### [WRITTEN INSTRUCTION]
Using the data below, gather each line that includes the word "superposition".

### [EXTRACTED INFORMATION]

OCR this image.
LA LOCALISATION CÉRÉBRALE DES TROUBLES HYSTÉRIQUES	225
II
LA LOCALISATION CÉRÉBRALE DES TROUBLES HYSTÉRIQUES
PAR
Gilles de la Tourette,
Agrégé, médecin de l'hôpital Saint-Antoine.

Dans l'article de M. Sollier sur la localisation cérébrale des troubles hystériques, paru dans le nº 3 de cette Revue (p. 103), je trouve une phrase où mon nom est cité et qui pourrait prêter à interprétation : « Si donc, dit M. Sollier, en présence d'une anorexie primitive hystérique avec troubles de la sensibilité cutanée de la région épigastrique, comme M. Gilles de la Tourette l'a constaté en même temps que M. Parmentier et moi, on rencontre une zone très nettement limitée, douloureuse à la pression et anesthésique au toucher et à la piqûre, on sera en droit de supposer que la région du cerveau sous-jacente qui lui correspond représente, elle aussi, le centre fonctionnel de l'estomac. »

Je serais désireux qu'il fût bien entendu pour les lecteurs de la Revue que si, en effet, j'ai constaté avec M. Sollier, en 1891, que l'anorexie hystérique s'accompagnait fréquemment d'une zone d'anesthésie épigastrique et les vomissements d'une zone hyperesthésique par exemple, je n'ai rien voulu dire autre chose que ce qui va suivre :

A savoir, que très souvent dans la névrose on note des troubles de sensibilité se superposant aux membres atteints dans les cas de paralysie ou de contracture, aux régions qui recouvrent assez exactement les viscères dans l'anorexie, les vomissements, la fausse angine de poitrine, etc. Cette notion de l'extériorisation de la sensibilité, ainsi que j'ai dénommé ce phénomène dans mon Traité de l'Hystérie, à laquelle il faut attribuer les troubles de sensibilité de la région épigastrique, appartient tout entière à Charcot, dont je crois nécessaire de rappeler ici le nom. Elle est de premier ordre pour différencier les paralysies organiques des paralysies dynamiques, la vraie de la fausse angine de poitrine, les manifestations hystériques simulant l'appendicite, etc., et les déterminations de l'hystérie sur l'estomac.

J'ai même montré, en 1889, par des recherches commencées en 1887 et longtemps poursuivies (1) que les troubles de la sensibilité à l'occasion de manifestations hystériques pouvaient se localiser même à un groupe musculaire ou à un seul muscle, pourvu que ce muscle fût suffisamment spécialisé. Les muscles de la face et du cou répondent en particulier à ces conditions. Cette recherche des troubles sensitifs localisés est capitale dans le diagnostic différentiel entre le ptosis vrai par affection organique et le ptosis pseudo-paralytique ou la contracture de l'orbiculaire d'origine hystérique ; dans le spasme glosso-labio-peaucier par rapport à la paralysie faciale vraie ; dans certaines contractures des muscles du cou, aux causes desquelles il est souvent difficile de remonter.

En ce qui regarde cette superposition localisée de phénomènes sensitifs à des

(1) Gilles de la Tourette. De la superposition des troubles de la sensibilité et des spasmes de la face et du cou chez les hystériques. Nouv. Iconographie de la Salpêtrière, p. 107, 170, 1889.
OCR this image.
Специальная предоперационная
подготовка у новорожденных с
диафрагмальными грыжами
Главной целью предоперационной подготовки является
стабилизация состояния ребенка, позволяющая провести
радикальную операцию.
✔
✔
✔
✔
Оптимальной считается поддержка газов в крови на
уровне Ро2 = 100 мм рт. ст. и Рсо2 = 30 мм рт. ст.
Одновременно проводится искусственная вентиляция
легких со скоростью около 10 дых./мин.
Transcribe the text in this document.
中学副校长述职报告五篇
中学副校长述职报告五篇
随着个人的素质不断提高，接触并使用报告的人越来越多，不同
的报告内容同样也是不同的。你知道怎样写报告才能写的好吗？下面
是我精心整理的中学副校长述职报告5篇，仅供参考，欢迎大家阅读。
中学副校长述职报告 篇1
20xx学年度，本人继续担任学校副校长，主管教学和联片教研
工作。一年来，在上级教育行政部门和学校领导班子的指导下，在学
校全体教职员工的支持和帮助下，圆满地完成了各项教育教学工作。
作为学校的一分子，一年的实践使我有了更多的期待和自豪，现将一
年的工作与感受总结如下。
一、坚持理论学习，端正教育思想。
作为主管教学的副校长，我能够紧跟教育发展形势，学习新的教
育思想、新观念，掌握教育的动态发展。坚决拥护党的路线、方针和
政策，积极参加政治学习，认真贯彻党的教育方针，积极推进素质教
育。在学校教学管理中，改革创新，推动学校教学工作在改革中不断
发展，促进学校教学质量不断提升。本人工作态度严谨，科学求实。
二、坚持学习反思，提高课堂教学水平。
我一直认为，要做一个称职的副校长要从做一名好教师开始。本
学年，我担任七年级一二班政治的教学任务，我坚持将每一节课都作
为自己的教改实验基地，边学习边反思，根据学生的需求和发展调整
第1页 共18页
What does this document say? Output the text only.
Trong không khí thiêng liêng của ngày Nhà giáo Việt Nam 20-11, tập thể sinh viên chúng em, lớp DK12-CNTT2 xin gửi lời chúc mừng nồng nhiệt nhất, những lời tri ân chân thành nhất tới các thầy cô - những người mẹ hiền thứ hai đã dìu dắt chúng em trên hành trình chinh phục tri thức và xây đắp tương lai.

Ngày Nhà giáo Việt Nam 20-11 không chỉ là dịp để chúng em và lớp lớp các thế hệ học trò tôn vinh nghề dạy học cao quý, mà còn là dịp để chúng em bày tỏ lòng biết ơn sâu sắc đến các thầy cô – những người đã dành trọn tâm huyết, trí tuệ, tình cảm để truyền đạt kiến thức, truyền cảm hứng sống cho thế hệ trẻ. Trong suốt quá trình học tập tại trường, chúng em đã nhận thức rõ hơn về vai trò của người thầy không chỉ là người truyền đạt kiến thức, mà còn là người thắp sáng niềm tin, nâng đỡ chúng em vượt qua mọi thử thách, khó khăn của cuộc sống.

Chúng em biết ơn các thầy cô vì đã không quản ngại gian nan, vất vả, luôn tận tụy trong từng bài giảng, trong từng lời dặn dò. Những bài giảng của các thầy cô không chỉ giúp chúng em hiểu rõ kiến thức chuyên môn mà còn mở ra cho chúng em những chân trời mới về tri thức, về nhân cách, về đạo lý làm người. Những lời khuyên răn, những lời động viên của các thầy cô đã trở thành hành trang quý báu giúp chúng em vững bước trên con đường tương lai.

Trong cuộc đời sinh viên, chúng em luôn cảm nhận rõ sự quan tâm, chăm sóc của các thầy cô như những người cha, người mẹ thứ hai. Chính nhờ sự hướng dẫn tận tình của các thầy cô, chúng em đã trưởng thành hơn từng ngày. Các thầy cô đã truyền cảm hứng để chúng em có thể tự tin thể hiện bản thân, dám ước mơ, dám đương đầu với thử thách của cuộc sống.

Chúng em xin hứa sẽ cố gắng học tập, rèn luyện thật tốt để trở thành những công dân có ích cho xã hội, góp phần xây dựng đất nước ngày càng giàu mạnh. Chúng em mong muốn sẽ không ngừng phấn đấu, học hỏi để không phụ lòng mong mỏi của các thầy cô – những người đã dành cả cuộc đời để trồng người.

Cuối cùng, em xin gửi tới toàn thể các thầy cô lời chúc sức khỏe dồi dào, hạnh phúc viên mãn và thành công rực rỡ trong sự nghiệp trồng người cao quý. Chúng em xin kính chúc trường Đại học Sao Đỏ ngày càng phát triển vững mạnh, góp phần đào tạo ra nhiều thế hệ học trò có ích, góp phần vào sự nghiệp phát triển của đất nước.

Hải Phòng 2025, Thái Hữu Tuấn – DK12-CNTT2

### [RESULT OF THE EXERCISE]
En ce qui regarde cette superposition localisée de phénomènes sensitifs à des
(1) Gilles de la Tourette. De la superposition des troubles de la sensibilité et des spasmes de la face et du cou chez les hystériques. Nouv. Iconographie de la Salpêtrière, p. 107, 170, 1889.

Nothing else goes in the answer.